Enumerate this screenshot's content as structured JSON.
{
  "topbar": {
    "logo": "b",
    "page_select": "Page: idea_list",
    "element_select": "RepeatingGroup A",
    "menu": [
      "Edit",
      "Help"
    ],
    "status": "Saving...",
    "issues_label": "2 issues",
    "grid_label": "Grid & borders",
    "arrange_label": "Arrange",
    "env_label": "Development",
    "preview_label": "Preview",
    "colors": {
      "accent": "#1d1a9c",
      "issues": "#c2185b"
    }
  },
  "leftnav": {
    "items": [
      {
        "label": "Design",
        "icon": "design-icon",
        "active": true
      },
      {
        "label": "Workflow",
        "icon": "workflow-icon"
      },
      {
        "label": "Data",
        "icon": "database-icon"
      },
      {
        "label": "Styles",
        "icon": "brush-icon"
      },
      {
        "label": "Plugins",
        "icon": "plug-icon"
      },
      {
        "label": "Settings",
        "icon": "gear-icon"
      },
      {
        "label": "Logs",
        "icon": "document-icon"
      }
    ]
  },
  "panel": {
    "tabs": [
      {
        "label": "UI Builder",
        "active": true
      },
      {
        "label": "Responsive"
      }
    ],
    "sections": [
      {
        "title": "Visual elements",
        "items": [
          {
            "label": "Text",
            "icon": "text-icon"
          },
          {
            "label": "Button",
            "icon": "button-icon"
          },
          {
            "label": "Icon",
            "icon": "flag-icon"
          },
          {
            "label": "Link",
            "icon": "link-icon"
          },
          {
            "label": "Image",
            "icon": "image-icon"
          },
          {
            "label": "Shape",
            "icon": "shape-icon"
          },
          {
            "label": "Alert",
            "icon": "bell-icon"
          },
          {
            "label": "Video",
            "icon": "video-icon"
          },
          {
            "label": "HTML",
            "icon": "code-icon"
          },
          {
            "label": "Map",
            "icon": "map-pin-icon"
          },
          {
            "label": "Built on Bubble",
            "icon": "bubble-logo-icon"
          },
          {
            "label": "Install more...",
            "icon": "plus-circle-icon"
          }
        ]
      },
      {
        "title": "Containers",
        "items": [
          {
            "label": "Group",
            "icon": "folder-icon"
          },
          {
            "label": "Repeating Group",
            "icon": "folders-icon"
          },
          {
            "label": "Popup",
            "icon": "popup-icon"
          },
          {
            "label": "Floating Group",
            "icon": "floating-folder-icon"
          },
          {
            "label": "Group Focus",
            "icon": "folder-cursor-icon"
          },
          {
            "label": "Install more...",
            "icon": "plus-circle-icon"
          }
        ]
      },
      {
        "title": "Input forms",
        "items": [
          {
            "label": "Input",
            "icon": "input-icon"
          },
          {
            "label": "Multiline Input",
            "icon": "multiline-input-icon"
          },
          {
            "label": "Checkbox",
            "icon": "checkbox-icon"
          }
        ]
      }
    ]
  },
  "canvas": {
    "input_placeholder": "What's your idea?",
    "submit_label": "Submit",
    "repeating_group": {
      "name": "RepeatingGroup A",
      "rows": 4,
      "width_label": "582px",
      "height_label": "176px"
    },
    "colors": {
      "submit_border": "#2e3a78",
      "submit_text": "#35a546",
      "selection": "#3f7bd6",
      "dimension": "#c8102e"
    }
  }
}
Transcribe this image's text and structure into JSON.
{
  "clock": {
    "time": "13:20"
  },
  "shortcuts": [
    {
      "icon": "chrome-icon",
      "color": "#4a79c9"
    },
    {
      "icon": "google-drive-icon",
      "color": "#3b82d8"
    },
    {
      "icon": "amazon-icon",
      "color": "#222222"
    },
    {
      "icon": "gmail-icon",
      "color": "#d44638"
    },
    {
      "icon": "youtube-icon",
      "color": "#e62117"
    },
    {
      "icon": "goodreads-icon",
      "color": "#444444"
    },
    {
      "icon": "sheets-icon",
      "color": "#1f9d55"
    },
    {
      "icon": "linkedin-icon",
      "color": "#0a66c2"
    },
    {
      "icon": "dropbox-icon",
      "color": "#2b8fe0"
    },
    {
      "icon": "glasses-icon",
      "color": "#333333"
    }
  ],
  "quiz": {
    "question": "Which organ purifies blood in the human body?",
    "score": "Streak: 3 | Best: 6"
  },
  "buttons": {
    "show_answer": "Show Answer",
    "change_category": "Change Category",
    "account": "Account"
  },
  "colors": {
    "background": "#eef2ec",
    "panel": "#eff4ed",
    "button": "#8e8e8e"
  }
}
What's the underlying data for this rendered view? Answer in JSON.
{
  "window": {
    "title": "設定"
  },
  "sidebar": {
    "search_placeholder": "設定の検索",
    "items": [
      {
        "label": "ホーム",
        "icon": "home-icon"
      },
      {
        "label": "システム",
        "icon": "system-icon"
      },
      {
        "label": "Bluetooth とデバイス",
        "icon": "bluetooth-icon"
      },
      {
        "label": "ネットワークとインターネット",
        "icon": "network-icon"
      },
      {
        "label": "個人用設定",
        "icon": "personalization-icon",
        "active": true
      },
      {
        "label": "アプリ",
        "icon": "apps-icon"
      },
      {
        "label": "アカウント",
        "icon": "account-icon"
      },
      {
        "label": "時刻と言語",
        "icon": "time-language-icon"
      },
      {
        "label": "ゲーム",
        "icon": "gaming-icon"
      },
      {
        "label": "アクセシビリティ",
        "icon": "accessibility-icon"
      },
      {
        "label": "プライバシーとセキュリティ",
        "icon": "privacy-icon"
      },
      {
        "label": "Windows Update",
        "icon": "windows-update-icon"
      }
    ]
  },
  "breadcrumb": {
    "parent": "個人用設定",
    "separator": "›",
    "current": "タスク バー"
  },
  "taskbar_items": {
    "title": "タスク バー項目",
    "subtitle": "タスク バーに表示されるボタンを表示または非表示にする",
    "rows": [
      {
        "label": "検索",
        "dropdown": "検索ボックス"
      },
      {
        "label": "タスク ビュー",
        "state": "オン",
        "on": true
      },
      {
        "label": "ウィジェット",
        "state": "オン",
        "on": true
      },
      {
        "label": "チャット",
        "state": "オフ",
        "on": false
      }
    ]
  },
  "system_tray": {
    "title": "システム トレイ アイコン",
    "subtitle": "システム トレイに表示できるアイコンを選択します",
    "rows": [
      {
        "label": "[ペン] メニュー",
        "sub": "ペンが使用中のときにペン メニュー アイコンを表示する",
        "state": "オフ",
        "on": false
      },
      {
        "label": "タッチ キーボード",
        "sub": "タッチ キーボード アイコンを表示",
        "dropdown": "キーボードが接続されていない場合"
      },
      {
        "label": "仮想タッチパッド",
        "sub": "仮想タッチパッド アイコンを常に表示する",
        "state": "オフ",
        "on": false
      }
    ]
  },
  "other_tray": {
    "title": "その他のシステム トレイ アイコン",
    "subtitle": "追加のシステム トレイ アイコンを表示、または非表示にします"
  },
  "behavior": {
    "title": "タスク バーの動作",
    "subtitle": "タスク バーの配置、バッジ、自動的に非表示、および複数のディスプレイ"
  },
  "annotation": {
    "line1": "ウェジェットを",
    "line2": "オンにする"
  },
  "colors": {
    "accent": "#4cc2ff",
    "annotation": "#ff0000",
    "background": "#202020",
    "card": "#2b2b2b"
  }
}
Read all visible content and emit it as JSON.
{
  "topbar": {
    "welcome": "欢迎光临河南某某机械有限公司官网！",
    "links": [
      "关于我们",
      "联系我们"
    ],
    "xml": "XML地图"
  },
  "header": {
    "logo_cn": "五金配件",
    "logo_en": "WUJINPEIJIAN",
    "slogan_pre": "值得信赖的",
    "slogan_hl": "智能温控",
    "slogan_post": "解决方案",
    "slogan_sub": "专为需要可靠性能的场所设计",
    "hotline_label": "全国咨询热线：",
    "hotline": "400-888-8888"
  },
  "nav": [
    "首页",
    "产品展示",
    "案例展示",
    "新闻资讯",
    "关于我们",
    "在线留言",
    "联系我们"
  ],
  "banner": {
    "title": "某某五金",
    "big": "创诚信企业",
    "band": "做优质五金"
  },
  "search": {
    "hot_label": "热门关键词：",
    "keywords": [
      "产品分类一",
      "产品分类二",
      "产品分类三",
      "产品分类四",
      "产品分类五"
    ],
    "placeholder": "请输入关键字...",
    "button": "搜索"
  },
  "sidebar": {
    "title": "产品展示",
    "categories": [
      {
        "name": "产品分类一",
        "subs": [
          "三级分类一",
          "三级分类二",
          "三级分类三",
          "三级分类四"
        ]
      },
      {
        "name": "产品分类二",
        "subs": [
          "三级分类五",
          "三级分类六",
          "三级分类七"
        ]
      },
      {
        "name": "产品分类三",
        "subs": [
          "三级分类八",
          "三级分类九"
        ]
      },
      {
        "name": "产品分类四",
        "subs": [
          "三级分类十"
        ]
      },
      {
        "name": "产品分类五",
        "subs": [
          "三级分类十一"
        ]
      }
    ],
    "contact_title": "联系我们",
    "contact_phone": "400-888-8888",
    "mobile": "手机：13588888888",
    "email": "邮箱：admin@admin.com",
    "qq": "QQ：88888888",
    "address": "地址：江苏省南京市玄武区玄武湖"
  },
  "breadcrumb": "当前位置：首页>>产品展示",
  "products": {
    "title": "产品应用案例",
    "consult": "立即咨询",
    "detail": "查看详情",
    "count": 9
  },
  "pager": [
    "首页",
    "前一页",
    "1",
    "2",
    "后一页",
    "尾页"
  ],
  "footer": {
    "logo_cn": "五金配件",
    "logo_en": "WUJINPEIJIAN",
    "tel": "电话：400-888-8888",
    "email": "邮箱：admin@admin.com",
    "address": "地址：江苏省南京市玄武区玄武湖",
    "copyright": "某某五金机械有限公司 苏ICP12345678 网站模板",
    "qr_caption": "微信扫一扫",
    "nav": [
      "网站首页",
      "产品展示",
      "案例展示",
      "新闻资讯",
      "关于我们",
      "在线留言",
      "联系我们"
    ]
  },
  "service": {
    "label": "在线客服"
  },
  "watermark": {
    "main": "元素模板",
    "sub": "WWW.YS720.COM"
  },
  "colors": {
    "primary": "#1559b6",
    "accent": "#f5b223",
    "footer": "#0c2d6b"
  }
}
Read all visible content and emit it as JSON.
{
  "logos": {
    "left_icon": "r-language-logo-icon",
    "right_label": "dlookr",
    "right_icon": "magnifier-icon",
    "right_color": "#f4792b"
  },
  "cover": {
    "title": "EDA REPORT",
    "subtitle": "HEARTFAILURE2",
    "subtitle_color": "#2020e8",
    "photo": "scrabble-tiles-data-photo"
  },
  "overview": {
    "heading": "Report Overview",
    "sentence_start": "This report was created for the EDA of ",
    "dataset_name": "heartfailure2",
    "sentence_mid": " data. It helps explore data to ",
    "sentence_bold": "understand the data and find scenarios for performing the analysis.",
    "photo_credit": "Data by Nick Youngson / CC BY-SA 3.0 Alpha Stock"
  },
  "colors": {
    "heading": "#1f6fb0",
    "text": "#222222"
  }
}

....................

§ **GOAL OF THE EXERCISE**: Return every line of the preceding records in which the word "background" appears.

§ **EXPECTED ANSWER**:
    "background": "#eef2ec",
    "background": "#202020",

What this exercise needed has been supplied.